Your task is to repeat the entries exactly. Leave the pictures out.

◆ ◆ ◆ ◆ ◆

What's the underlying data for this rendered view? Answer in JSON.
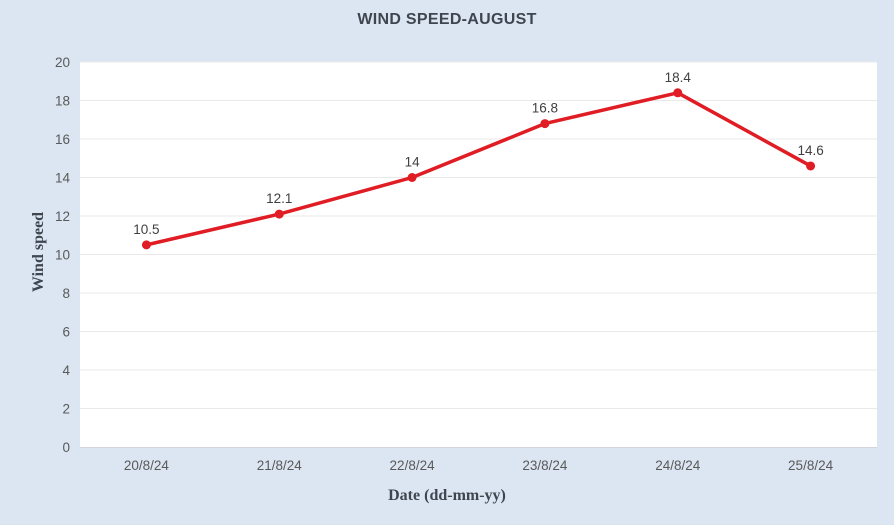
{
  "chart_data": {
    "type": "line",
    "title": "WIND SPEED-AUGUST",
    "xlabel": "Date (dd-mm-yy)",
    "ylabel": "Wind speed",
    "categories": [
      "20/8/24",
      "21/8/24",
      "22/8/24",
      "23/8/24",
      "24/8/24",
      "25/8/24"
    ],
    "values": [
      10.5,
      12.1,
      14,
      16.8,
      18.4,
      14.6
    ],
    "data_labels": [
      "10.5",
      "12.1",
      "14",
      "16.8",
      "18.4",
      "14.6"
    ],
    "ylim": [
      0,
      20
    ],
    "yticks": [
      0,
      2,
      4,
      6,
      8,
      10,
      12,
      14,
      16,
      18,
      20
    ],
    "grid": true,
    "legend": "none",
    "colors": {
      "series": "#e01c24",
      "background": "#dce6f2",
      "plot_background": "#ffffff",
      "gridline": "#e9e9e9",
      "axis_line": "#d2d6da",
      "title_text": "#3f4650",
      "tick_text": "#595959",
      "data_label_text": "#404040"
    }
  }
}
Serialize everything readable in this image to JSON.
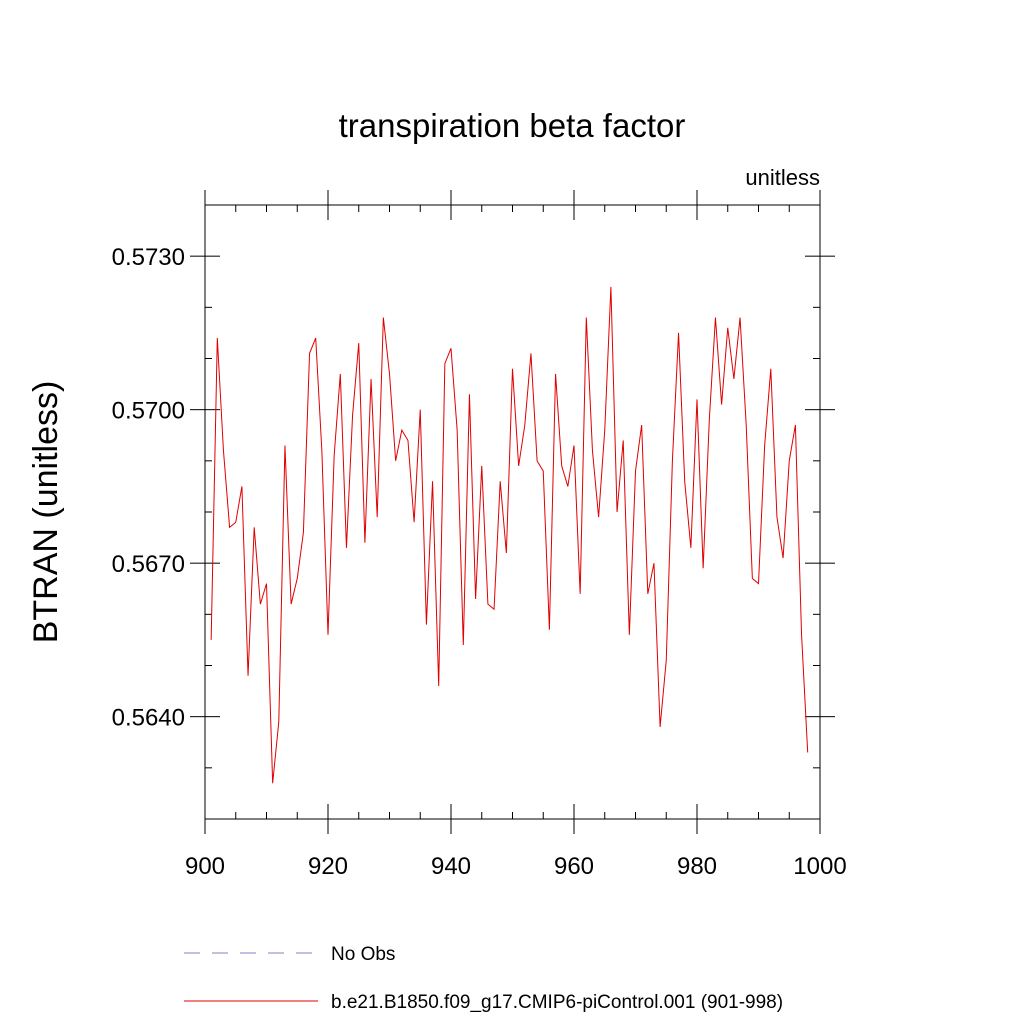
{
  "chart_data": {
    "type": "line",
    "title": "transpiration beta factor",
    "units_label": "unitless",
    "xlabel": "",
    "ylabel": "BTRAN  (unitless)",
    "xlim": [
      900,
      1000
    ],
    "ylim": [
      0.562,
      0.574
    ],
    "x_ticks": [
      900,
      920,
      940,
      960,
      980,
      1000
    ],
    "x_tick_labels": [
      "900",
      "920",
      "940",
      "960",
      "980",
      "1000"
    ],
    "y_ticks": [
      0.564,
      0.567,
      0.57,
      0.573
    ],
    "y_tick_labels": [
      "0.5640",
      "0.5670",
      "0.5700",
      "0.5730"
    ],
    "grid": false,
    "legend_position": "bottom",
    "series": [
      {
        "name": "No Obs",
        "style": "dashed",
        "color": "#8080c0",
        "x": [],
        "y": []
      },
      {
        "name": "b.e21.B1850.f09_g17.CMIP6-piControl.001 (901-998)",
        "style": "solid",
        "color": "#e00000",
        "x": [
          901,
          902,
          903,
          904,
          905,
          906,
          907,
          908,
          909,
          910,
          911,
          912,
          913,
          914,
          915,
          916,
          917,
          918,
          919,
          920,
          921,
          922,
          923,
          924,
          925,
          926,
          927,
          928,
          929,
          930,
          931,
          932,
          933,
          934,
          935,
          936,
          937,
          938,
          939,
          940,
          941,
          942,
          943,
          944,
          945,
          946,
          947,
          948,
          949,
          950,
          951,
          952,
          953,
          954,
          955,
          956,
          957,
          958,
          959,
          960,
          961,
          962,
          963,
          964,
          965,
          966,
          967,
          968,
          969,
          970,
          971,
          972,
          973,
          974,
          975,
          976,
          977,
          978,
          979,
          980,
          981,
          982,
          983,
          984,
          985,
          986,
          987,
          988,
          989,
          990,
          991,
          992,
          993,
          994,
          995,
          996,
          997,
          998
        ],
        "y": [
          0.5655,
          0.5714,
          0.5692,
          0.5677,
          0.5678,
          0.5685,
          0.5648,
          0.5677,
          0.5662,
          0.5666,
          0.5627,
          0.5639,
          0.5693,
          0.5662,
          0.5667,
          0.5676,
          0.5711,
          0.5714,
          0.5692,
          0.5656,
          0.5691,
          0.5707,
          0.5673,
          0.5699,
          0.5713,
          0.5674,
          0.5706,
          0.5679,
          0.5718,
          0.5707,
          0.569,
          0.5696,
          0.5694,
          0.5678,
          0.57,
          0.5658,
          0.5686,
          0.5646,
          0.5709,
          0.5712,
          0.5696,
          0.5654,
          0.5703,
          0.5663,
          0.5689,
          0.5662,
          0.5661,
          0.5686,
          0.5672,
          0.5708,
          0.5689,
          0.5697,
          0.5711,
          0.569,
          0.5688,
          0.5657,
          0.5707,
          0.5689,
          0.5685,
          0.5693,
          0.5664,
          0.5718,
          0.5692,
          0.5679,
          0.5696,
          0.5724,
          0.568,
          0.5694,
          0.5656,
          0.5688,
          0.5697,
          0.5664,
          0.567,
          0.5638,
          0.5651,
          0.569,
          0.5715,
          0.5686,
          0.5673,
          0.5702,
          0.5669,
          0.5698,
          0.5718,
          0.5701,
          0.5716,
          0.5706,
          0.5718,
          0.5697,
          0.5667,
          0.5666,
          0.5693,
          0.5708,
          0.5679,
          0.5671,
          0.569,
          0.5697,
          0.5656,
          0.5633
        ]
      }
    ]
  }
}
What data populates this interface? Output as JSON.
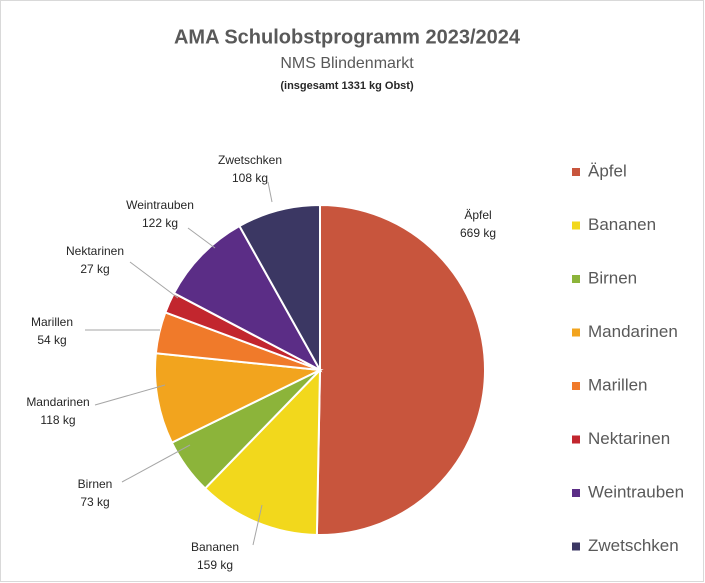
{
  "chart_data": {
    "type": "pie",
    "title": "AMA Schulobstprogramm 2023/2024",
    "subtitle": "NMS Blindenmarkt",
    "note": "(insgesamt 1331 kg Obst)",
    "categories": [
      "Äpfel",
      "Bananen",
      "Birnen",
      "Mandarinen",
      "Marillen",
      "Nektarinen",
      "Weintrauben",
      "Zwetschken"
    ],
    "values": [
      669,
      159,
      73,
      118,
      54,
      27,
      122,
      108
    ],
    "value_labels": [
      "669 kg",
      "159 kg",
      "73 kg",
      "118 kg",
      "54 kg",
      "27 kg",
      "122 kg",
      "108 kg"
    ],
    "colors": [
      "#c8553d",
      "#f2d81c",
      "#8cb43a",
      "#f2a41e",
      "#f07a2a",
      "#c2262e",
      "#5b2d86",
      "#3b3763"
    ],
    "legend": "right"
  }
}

◆ ◆ ◆ ◆ ◆

*EXPECTED ANSWER*
What's the underlying data for this rendered view? Answer in JSON.
{
  "chart_data": {
    "type": "line",
    "title": "WIND SPEED-AUGUST",
    "xlabel": "Date (dd-mm-yy)",
    "ylabel": "Wind speed",
    "categories": [
      "20/8/24",
      "21/8/24",
      "22/8/24",
      "23/8/24",
      "24/8/24",
      "25/8/24"
    ],
    "values": [
      10.5,
      12.1,
      14,
      16.8,
      18.4,
      14.6
    ],
    "data_labels": [
      "10.5",
      "12.1",
      "14",
      "16.8",
      "18.4",
      "14.6"
    ],
    "ylim": [
      0,
      20
    ],
    "yticks": [
      0,
      2,
      4,
      6,
      8,
      10,
      12,
      14,
      16,
      18,
      20
    ],
    "grid": true,
    "legend": "none",
    "colors": {
      "series": "#e01c24",
      "background": "#dce6f2",
      "plot_background": "#ffffff",
      "gridline": "#e9e9e9",
      "axis_line": "#d2d6da",
      "title_text": "#3f4650",
      "tick_text": "#595959",
      "data_label_text": "#404040"
    }
  }
}
Serialize everything readable in this image to JSON.
{
  "chart_data": {
    "type": "line",
    "title": "transpiration beta factor",
    "units_label": "unitless",
    "xlabel": "",
    "ylabel": "BTRAN  (unitless)",
    "xlim": [
      900,
      1000
    ],
    "ylim": [
      0.562,
      0.574
    ],
    "x_ticks": [
      900,
      920,
      940,
      960,
      980,
      1000
    ],
    "x_tick_labels": [
      "900",
      "920",
      "940",
      "960",
      "980",
      "1000"
    ],
    "y_ticks": [
      0.564,
      0.567,
      0.57,
      0.573
    ],
    "y_tick_labels": [
      "0.5640",
      "0.5670",
      "0.5700",
      "0.5730"
    ],
    "grid": false,
    "legend_position": "bottom",
    "series": [
      {
        "name": "No Obs",
        "style": "dashed",
        "color": "#8080c0",
        "x": [],
        "y": []
      },
      {
        "name": "b.e21.B1850.f09_g17.CMIP6-piControl.001 (901-998)",
        "style": "solid",
        "color": "#e00000",
        "x": [
          901,
          902,
          903,
          904,
          905,
          906,
          907,
          908,
          909,
          910,
          911,
          912,
          913,
          914,
          915,
          916,
          917,
          918,
          919,
          920,
          921,
          922,
          923,
          924,
          925,
          926,
          927,
          928,
          929,
          930,
          931,
          932,
          933,
          934,
          935,
          936,
          937,
          938,
          939,
          940,
          941,
          942,
          943,
          944,
          945,
          946,
          947,
          948,
          949,
          950,
          951,
          952,
          953,
          954,
          955,
          956,
          957,
          958,
          959,
          960,
          961,
          962,
          963,
          964,
          965,
          966,
          967,
          968,
          969,
          970,
          971,
          972,
          973,
          974,
          975,
          976,
          977,
          978,
          979,
          980,
          981,
          982,
          983,
          984,
          985,
          986,
          987,
          988,
          989,
          990,
          991,
          992,
          993,
          994,
          995,
          996,
          997,
          998
        ],
        "y": [
          0.5655,
          0.5714,
          0.5692,
          0.5677,
          0.5678,
          0.5685,
          0.5648,
          0.5677,
          0.5662,
          0.5666,
          0.5627,
          0.5639,
          0.5693,
          0.5662,
          0.5667,
          0.5676,
          0.5711,
          0.5714,
          0.5692,
          0.5656,
          0.5691,
          0.5707,
          0.5673,
          0.5699,
          0.5713,
          0.5674,
          0.5706,
          0.5679,
          0.5718,
          0.5707,
          0.569,
          0.5696,
          0.5694,
          0.5678,
          0.57,
          0.5658,
          0.5686,
          0.5646,
          0.5709,
          0.5712,
          0.5696,
          0.5654,
          0.5703,
          0.5663,
          0.5689,
          0.5662,
          0.5661,
          0.5686,
          0.5672,
          0.5708,
          0.5689,
          0.5697,
          0.5711,
          0.569,
          0.5688,
          0.5657,
          0.5707,
          0.5689,
          0.5685,
          0.5693,
          0.5664,
          0.5718,
          0.5692,
          0.5679,
          0.5696,
          0.5724,
          0.568,
          0.5694,
          0.5656,
          0.5688,
          0.5697,
          0.5664,
          0.567,
          0.5638,
          0.5651,
          0.569,
          0.5715,
          0.5686,
          0.5673,
          0.5702,
          0.5669,
          0.5698,
          0.5718,
          0.5701,
          0.5716,
          0.5706,
          0.5718,
          0.5697,
          0.5667,
          0.5666,
          0.5693,
          0.5708,
          0.5679,
          0.5671,
          0.569,
          0.5697,
          0.5656,
          0.5633
        ]
      }
    ]
  }
}
What data populates this interface? Output as JSON.
{
  "chart_data": {
    "type": "pie",
    "title": "AMA Schulobstprogramm 2023/2024",
    "subtitle": "NMS Blindenmarkt",
    "note": "(insgesamt 1331 kg Obst)",
    "categories": [
      "Äpfel",
      "Bananen",
      "Birnen",
      "Mandarinen",
      "Marillen",
      "Nektarinen",
      "Weintrauben",
      "Zwetschken"
    ],
    "values": [
      669,
      159,
      73,
      118,
      54,
      27,
      122,
      108
    ],
    "value_labels": [
      "669 kg",
      "159 kg",
      "73 kg",
      "118 kg",
      "54 kg",
      "27 kg",
      "122 kg",
      "108 kg"
    ],
    "colors": [
      "#c8553d",
      "#f2d81c",
      "#8cb43a",
      "#f2a41e",
      "#f07a2a",
      "#c2262e",
      "#5b2d86",
      "#3b3763"
    ],
    "legend": "right"
  }
}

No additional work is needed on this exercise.